** Start of DATASET RECORDS **

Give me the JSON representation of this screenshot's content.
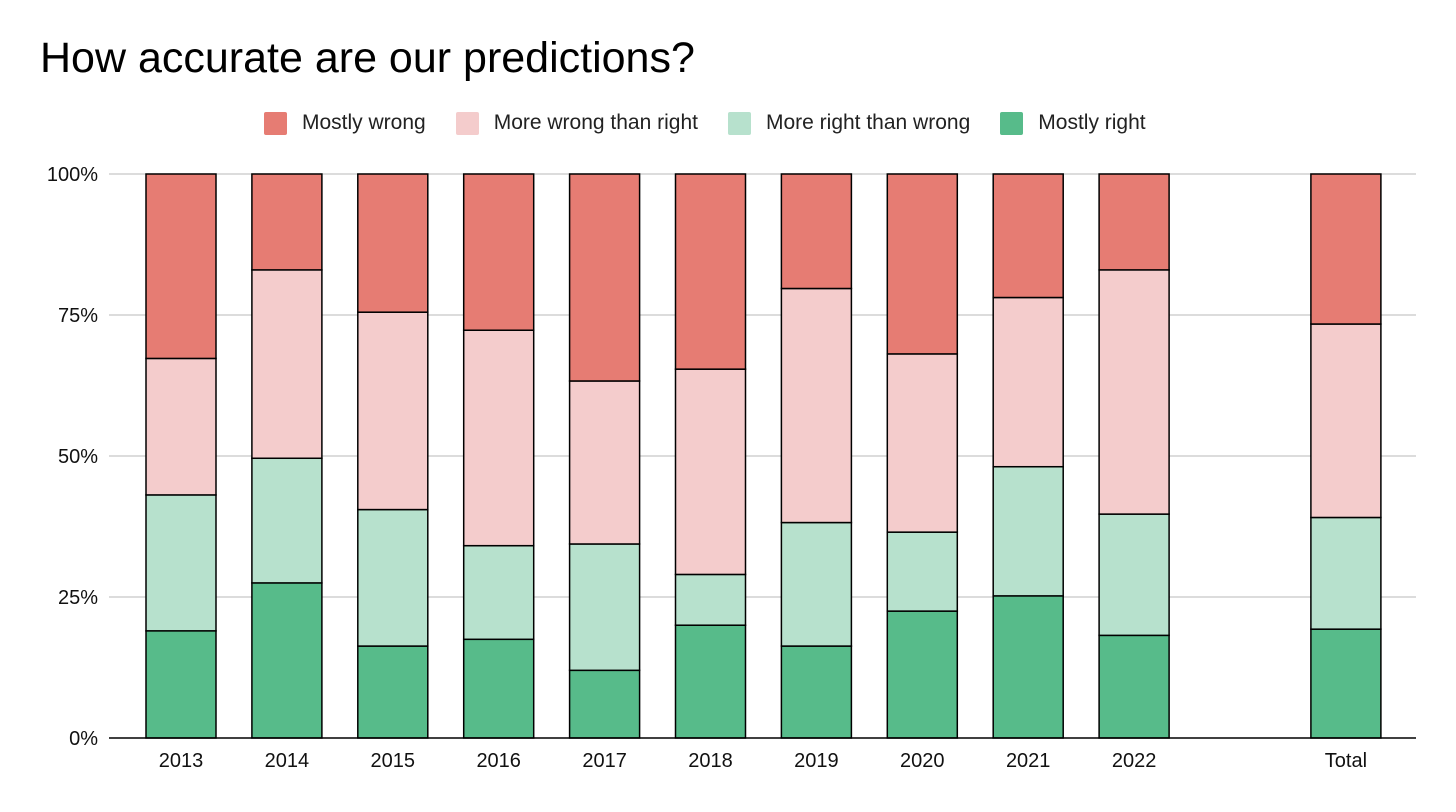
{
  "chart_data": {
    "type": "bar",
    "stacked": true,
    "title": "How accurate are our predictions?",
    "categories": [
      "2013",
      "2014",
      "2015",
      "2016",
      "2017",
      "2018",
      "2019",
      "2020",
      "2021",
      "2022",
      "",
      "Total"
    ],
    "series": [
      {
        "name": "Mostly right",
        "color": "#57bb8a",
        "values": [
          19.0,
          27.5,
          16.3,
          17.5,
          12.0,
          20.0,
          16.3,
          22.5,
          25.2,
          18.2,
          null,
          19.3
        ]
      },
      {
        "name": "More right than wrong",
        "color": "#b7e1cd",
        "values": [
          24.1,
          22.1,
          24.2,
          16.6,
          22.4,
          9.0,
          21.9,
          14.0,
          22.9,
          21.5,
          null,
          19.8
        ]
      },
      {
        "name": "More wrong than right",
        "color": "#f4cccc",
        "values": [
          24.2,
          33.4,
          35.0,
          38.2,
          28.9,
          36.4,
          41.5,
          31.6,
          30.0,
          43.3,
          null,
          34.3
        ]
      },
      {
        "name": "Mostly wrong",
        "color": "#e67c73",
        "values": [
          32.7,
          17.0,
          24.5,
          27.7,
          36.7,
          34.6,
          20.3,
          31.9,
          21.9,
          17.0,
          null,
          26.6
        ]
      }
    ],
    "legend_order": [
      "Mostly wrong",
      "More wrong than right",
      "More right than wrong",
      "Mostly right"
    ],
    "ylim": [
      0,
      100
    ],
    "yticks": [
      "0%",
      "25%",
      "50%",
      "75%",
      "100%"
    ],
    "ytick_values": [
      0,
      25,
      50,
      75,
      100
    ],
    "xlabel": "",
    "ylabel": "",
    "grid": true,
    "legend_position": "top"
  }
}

** End of DATASET RECORDS **
** Start of DATASET RECORDS **

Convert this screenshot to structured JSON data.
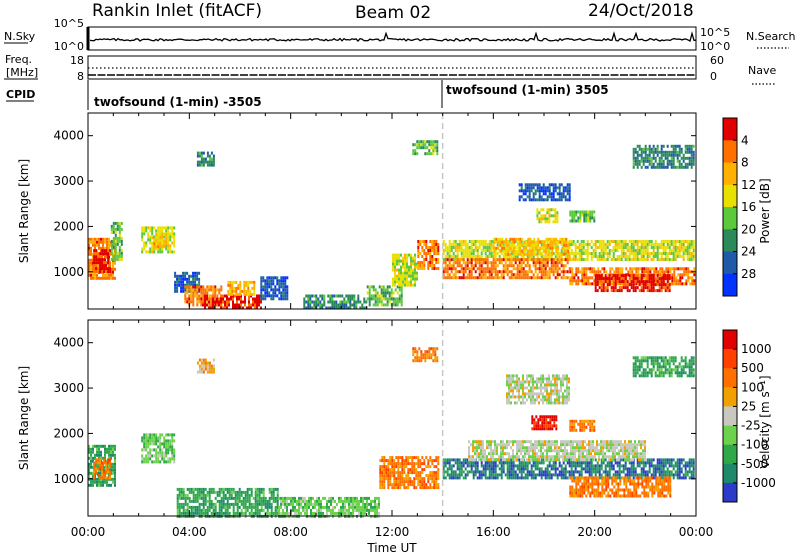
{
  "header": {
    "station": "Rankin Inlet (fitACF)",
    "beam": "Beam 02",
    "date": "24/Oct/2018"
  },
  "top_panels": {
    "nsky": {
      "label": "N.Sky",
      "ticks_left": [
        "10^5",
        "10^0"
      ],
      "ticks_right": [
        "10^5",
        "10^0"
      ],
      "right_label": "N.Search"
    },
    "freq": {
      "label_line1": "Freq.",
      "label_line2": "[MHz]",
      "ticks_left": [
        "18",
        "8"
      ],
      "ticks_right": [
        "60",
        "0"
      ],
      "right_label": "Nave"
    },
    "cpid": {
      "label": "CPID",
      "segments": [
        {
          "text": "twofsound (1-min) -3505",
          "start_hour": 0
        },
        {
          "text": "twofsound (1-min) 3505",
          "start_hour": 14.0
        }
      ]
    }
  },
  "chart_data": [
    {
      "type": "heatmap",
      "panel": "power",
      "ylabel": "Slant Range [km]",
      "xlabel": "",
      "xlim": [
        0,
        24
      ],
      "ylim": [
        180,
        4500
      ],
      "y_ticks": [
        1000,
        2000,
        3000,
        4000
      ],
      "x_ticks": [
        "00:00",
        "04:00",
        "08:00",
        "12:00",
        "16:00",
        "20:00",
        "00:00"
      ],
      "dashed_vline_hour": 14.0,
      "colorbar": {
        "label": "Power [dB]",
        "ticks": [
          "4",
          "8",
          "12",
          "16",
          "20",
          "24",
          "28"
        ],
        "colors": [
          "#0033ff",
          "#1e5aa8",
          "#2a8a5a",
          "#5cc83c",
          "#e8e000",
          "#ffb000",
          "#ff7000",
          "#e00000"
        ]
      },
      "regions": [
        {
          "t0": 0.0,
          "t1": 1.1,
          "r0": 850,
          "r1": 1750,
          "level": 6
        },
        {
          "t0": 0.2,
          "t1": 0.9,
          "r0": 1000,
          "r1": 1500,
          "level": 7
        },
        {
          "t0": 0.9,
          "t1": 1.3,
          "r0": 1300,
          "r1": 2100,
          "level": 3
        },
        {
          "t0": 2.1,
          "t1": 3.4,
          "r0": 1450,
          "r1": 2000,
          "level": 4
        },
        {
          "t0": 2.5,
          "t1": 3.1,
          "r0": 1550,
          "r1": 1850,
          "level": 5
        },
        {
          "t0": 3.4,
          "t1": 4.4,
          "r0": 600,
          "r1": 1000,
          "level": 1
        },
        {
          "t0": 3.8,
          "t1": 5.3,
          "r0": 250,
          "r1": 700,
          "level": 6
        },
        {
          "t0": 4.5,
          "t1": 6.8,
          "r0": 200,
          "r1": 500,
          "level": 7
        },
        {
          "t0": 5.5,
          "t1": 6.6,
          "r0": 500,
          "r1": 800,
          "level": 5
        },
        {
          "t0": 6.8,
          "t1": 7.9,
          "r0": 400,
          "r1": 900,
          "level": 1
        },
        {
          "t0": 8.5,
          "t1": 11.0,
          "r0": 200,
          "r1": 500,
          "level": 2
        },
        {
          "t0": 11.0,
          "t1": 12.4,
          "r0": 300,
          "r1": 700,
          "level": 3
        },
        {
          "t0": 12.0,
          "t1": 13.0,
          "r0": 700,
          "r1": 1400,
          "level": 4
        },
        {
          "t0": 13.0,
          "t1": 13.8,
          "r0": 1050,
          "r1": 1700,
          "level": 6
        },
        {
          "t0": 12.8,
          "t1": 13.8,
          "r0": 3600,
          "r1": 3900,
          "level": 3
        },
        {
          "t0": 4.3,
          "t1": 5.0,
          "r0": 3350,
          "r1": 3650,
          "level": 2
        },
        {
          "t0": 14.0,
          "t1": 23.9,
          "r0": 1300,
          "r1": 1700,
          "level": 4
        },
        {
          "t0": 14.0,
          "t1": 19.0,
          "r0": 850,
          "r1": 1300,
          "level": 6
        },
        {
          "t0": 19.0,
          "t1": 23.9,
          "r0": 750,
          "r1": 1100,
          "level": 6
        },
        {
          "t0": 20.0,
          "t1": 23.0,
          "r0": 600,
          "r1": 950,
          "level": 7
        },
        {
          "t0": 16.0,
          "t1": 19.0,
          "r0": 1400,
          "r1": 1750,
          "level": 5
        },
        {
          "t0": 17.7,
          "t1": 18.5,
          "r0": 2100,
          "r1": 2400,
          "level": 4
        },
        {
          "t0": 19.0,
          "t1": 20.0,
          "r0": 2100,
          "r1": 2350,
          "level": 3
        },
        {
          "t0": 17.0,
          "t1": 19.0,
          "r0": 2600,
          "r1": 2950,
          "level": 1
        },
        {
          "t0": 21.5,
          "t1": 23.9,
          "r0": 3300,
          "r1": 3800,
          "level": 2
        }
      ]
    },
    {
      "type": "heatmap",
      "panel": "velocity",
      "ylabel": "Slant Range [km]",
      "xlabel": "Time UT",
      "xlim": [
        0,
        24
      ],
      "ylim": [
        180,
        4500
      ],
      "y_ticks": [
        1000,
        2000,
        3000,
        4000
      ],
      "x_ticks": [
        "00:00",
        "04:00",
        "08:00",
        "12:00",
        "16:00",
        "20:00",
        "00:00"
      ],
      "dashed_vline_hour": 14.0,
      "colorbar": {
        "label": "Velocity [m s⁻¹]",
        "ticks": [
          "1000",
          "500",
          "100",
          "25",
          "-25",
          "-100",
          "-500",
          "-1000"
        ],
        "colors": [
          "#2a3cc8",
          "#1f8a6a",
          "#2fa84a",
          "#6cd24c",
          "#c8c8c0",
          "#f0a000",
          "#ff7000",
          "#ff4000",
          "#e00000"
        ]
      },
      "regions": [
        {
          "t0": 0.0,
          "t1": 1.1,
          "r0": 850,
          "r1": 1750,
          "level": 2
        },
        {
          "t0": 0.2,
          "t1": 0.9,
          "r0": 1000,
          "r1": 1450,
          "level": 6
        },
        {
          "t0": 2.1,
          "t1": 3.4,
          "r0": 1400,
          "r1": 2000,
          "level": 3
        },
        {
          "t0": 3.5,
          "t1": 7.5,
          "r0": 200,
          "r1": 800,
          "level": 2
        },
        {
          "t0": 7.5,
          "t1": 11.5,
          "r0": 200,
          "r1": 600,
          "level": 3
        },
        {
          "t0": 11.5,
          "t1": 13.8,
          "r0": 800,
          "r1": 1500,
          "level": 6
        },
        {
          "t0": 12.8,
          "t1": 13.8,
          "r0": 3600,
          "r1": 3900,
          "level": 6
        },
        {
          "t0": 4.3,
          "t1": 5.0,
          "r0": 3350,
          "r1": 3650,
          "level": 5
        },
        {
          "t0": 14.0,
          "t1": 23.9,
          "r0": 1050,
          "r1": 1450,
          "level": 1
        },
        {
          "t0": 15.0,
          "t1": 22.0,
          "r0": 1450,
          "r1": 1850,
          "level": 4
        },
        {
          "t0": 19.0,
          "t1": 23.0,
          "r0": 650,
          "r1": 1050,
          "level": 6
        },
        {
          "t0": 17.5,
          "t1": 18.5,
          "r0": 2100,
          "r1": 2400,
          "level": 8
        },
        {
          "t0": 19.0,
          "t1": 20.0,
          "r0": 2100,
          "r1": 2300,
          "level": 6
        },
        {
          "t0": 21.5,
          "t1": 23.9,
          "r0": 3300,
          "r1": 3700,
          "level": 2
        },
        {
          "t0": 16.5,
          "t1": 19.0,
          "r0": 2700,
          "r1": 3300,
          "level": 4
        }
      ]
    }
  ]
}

** End of DATASET RECORDS **

- GOAL -
Give only the number of lines in the listing above that include the string "twofsound".

- EXERCISE ANSWER -
2